┏━━

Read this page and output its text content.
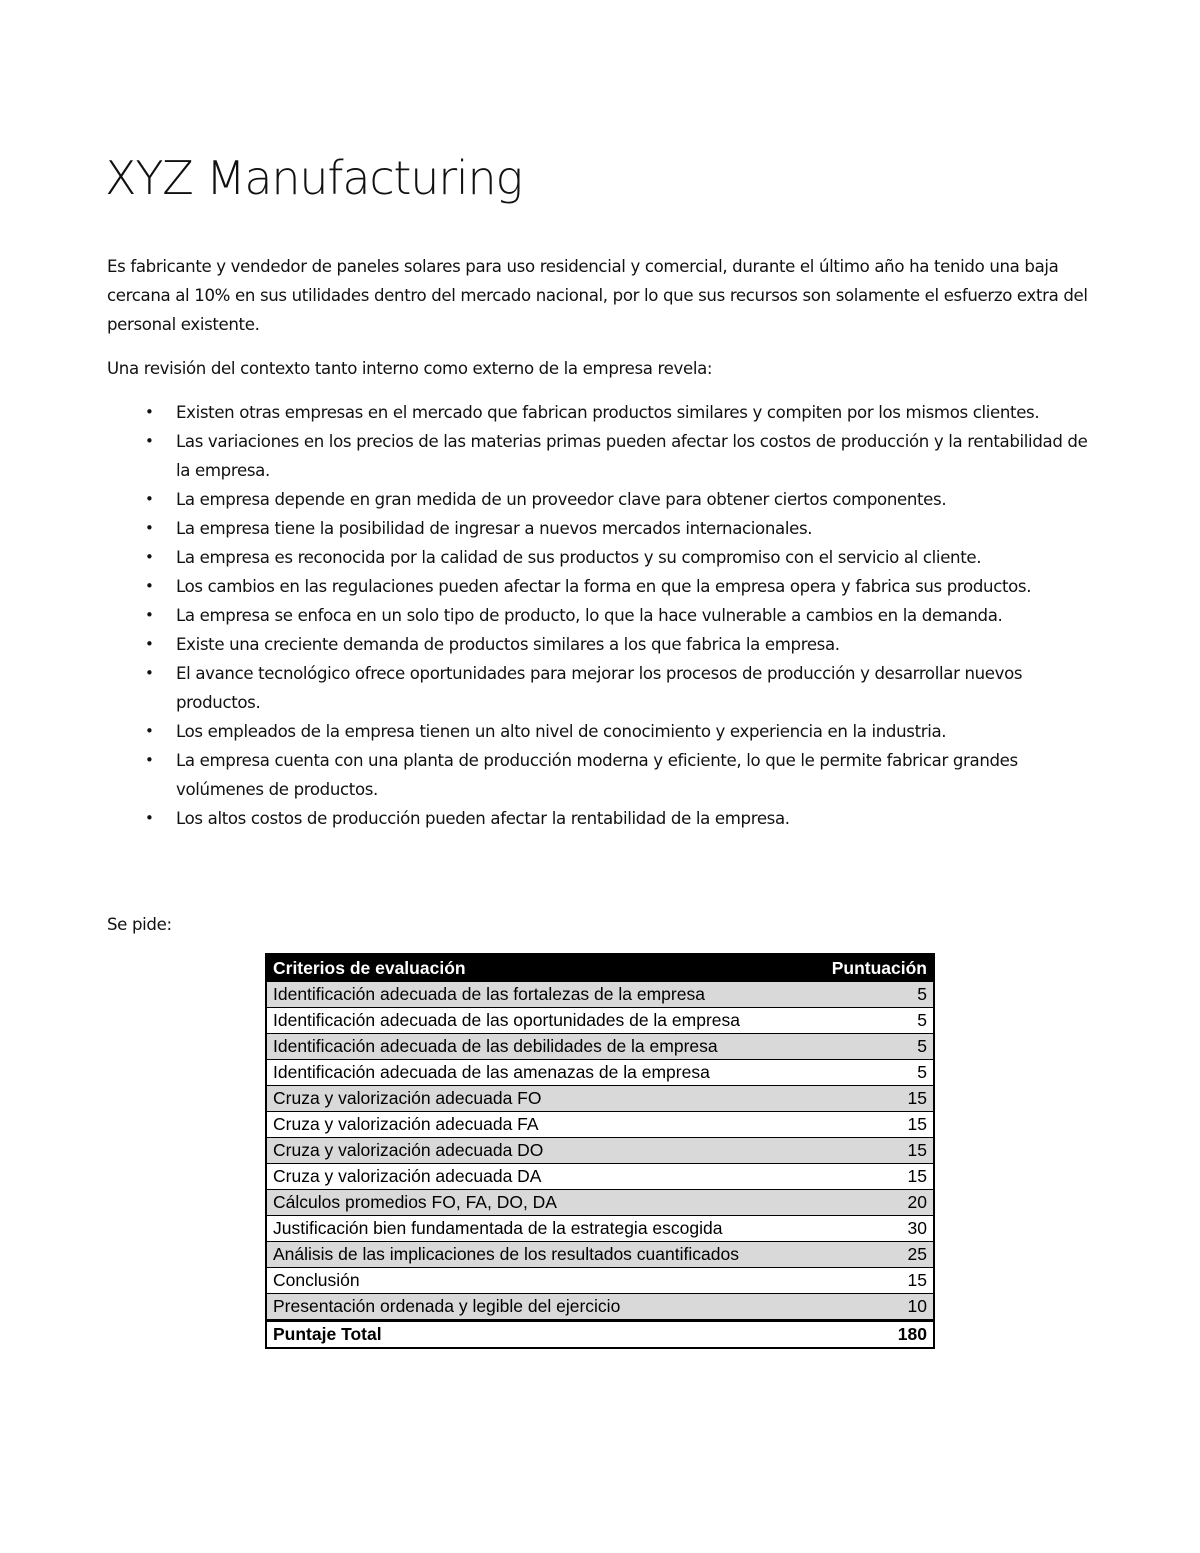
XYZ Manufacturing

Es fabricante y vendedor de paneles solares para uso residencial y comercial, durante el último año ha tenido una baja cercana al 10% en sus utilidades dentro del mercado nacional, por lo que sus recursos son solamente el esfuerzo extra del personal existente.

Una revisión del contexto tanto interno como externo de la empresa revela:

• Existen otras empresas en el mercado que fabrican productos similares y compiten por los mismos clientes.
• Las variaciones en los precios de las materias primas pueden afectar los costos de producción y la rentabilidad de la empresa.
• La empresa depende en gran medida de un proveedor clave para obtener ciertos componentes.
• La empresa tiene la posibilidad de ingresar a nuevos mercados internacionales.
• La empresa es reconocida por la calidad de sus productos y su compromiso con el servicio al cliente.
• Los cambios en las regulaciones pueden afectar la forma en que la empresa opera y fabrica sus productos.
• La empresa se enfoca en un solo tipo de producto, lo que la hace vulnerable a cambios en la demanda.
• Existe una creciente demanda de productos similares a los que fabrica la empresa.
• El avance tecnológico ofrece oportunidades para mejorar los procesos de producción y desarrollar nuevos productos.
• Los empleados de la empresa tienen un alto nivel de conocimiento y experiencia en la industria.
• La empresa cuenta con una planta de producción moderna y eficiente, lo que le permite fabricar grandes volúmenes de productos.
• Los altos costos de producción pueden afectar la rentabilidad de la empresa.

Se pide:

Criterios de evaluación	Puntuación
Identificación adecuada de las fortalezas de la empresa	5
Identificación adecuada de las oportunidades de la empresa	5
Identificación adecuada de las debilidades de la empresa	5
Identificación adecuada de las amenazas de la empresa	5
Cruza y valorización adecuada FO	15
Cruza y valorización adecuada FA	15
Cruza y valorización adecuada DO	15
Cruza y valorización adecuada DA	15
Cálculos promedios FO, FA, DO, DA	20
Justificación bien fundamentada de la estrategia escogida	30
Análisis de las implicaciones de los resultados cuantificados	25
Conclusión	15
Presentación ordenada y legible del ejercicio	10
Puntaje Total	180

┗━━

**Direction:** Quote the data above in full and without alteration; skip the pictures.

**Problem solution:**
Read this page and output its text content.
XYZ Manufacturing

Es fabricante y vendedor de paneles solares para uso residencial y comercial, durante el último año ha tenido una baja cercana al 10% en sus utilidades dentro del mercado nacional, por lo que sus recursos son solamente el esfuerzo extra del personal existente.

Una revisión del contexto tanto interno como externo de la empresa revela:

• Existen otras empresas en el mercado que fabrican productos similares y compiten por los mismos clientes.
• Las variaciones en los precios de las materias primas pueden afectar los costos de producción y la rentabilidad de la empresa.
• La empresa depende en gran medida de un proveedor clave para obtener ciertos componentes.
• La empresa tiene la posibilidad de ingresar a nuevos mercados internacionales.
• La empresa es reconocida por la calidad de sus productos y su compromiso con el servicio al cliente.
• Los cambios en las regulaciones pueden afectar la forma en que la empresa opera y fabrica sus productos.
• La empresa se enfoca en un solo tipo de producto, lo que la hace vulnerable a cambios en la demanda.
• Existe una creciente demanda de productos similares a los que fabrica la empresa.
• El avance tecnológico ofrece oportunidades para mejorar los procesos de producción y desarrollar nuevos productos.
• Los empleados de la empresa tienen un alto nivel de conocimiento y experiencia en la industria.
• La empresa cuenta con una planta de producción moderna y eficiente, lo que le permite fabricar grandes volúmenes de productos.
• Los altos costos de producción pueden afectar la rentabilidad de la empresa.

Se pide:

Criterios de evaluación	Puntuación
Identificación adecuada de las fortalezas de la empresa	5
Identificación adecuada de las oportunidades de la empresa	5
Identificación adecuada de las debilidades de la empresa	5
Identificación adecuada de las amenazas de la empresa	5
Cruza y valorización adecuada FO	15
Cruza y valorización adecuada FA	15
Cruza y valorización adecuada DO	15
Cruza y valorización adecuada DA	15
Cálculos promedios FO, FA, DO, DA	20
Justificación bien fundamentada de la estrategia escogida	30
Análisis de las implicaciones de los resultados cuantificados	25
Conclusión	15
Presentación ordenada y legible del ejercicio	10
Puntaje Total	180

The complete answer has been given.